[Items from a data source]
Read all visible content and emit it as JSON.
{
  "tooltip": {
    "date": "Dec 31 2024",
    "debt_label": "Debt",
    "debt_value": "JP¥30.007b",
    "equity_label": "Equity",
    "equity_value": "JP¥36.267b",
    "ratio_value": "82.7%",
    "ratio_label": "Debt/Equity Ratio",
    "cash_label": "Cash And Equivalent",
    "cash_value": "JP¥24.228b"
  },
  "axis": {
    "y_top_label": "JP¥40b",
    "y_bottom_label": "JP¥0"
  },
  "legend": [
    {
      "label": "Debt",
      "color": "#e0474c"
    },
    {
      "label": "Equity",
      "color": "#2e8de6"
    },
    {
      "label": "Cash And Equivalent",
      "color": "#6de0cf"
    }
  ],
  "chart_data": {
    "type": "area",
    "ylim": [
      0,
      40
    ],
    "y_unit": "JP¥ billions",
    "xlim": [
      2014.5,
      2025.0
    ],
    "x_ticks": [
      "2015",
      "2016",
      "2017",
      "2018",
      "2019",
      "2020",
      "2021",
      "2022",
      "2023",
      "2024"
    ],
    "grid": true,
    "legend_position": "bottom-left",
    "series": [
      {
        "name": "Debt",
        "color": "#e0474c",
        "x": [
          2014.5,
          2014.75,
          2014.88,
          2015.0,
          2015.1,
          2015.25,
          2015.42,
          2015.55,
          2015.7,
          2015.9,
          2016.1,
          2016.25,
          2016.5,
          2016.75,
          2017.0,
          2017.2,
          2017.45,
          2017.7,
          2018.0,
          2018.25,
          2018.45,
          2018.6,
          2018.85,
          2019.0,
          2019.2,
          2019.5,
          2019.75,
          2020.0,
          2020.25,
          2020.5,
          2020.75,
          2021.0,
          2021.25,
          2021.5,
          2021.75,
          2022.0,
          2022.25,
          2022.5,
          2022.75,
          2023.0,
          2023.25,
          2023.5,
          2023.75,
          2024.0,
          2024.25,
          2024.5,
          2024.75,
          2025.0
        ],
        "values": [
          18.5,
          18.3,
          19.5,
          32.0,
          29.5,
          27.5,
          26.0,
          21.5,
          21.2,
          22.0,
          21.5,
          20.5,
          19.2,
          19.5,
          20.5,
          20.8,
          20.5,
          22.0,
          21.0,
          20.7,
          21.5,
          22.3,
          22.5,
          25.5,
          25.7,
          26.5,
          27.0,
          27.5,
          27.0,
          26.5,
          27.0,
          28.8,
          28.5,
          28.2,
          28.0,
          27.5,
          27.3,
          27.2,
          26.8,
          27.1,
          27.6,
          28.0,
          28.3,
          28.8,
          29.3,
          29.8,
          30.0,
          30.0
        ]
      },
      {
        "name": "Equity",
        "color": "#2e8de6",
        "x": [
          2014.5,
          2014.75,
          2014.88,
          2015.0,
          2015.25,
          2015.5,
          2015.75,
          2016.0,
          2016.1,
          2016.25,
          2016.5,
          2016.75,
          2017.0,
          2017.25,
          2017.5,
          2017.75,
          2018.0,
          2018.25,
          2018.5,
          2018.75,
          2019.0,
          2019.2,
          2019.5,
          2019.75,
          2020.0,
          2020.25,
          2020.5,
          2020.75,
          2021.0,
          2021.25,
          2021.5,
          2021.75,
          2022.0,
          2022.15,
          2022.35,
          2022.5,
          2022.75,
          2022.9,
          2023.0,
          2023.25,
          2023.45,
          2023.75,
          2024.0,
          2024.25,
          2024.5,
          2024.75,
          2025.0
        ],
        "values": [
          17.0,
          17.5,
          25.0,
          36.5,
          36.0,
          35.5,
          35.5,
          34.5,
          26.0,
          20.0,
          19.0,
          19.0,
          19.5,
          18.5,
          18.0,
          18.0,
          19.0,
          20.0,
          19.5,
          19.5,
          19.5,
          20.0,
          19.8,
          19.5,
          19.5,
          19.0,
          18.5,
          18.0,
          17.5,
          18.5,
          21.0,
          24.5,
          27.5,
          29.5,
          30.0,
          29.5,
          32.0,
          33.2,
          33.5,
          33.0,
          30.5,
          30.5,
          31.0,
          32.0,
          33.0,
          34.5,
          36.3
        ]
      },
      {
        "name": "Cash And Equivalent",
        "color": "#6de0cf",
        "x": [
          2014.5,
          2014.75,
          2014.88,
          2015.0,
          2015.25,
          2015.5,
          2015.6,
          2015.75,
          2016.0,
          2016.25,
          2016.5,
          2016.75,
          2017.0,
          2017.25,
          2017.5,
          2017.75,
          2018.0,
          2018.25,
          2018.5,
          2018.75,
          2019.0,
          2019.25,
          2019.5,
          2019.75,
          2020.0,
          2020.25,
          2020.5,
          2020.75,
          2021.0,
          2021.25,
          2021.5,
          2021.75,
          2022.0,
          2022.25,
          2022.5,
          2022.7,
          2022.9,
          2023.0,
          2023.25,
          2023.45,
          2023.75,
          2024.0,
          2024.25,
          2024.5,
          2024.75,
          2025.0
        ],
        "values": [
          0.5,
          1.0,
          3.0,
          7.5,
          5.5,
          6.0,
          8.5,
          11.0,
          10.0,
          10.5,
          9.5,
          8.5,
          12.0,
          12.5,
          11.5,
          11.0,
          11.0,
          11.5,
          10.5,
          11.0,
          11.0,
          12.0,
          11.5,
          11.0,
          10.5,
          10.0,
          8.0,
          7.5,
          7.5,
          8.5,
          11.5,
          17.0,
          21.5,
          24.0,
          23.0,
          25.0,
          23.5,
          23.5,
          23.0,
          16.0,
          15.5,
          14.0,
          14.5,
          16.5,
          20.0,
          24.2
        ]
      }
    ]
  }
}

Task prompt: Each record above should be repeated exactly as it appears.

Exercise response:
Read all visible content and emit it as JSON.
{
  "tooltip": {
    "date": "Dec 31 2024",
    "debt_label": "Debt",
    "debt_value": "JP¥30.007b",
    "equity_label": "Equity",
    "equity_value": "JP¥36.267b",
    "ratio_value": "82.7%",
    "ratio_label": "Debt/Equity Ratio",
    "cash_label": "Cash And Equivalent",
    "cash_value": "JP¥24.228b"
  },
  "axis": {
    "y_top_label": "JP¥40b",
    "y_bottom_label": "JP¥0"
  },
  "legend": [
    {
      "label": "Debt",
      "color": "#e0474c"
    },
    {
      "label": "Equity",
      "color": "#2e8de6"
    },
    {
      "label": "Cash And Equivalent",
      "color": "#6de0cf"
    }
  ],
  "chart_data": {
    "type": "area",
    "ylim": [
      0,
      40
    ],
    "y_unit": "JP¥ billions",
    "xlim": [
      2014.5,
      2025.0
    ],
    "x_ticks": [
      "2015",
      "2016",
      "2017",
      "2018",
      "2019",
      "2020",
      "2021",
      "2022",
      "2023",
      "2024"
    ],
    "grid": true,
    "legend_position": "bottom-left",
    "series": [
      {
        "name": "Debt",
        "color": "#e0474c",
        "x": [
          2014.5,
          2014.75,
          2014.88,
          2015.0,
          2015.1,
          2015.25,
          2015.42,
          2015.55,
          2015.7,
          2015.9,
          2016.1,
          2016.25,
          2016.5,
          2016.75,
          2017.0,
          2017.2,
          2017.45,
          2017.7,
          2018.0,
          2018.25,
          2018.45,
          2018.6,
          2018.85,
          2019.0,
          2019.2,
          2019.5,
          2019.75,
          2020.0,
          2020.25,
          2020.5,
          2020.75,
          2021.0,
          2021.25,
          2021.5,
          2021.75,
          2022.0,
          2022.25,
          2022.5,
          2022.75,
          2023.0,
          2023.25,
          2023.5,
          2023.75,
          2024.0,
          2024.25,
          2024.5,
          2024.75,
          2025.0
        ],
        "values": [
          18.5,
          18.3,
          19.5,
          32.0,
          29.5,
          27.5,
          26.0,
          21.5,
          21.2,
          22.0,
          21.5,
          20.5,
          19.2,
          19.5,
          20.5,
          20.8,
          20.5,
          22.0,
          21.0,
          20.7,
          21.5,
          22.3,
          22.5,
          25.5,
          25.7,
          26.5,
          27.0,
          27.5,
          27.0,
          26.5,
          27.0,
          28.8,
          28.5,
          28.2,
          28.0,
          27.5,
          27.3,
          27.2,
          26.8,
          27.1,
          27.6,
          28.0,
          28.3,
          28.8,
          29.3,
          29.8,
          30.0,
          30.0
        ]
      },
      {
        "name": "Equity",
        "color": "#2e8de6",
        "x": [
          2014.5,
          2014.75,
          2014.88,
          2015.0,
          2015.25,
          2015.5,
          2015.75,
          2016.0,
          2016.1,
          2016.25,
          2016.5,
          2016.75,
          2017.0,
          2017.25,
          2017.5,
          2017.75,
          2018.0,
          2018.25,
          2018.5,
          2018.75,
          2019.0,
          2019.2,
          2019.5,
          2019.75,
          2020.0,
          2020.25,
          2020.5,
          2020.75,
          2021.0,
          2021.25,
          2021.5,
          2021.75,
          2022.0,
          2022.15,
          2022.35,
          2022.5,
          2022.75,
          2022.9,
          2023.0,
          2023.25,
          2023.45,
          2023.75,
          2024.0,
          2024.25,
          2024.5,
          2024.75,
          2025.0
        ],
        "values": [
          17.0,
          17.5,
          25.0,
          36.5,
          36.0,
          35.5,
          35.5,
          34.5,
          26.0,
          20.0,
          19.0,
          19.0,
          19.5,
          18.5,
          18.0,
          18.0,
          19.0,
          20.0,
          19.5,
          19.5,
          19.5,
          20.0,
          19.8,
          19.5,
          19.5,
          19.0,
          18.5,
          18.0,
          17.5,
          18.5,
          21.0,
          24.5,
          27.5,
          29.5,
          30.0,
          29.5,
          32.0,
          33.2,
          33.5,
          33.0,
          30.5,
          30.5,
          31.0,
          32.0,
          33.0,
          34.5,
          36.3
        ]
      },
      {
        "name": "Cash And Equivalent",
        "color": "#6de0cf",
        "x": [
          2014.5,
          2014.75,
          2014.88,
          2015.0,
          2015.25,
          2015.5,
          2015.6,
          2015.75,
          2016.0,
          2016.25,
          2016.5,
          2016.75,
          2017.0,
          2017.25,
          2017.5,
          2017.75,
          2018.0,
          2018.25,
          2018.5,
          2018.75,
          2019.0,
          2019.25,
          2019.5,
          2019.75,
          2020.0,
          2020.25,
          2020.5,
          2020.75,
          2021.0,
          2021.25,
          2021.5,
          2021.75,
          2022.0,
          2022.25,
          2022.5,
          2022.7,
          2022.9,
          2023.0,
          2023.25,
          2023.45,
          2023.75,
          2024.0,
          2024.25,
          2024.5,
          2024.75,
          2025.0
        ],
        "values": [
          0.5,
          1.0,
          3.0,
          7.5,
          5.5,
          6.0,
          8.5,
          11.0,
          10.0,
          10.5,
          9.5,
          8.5,
          12.0,
          12.5,
          11.5,
          11.0,
          11.0,
          11.5,
          10.5,
          11.0,
          11.0,
          12.0,
          11.5,
          11.0,
          10.5,
          10.0,
          8.0,
          7.5,
          7.5,
          8.5,
          11.5,
          17.0,
          21.5,
          24.0,
          23.0,
          25.0,
          23.5,
          23.5,
          23.0,
          16.0,
          15.5,
          14.0,
          14.5,
          16.5,
          20.0,
          24.2
        ]
      }
    ]
  }
}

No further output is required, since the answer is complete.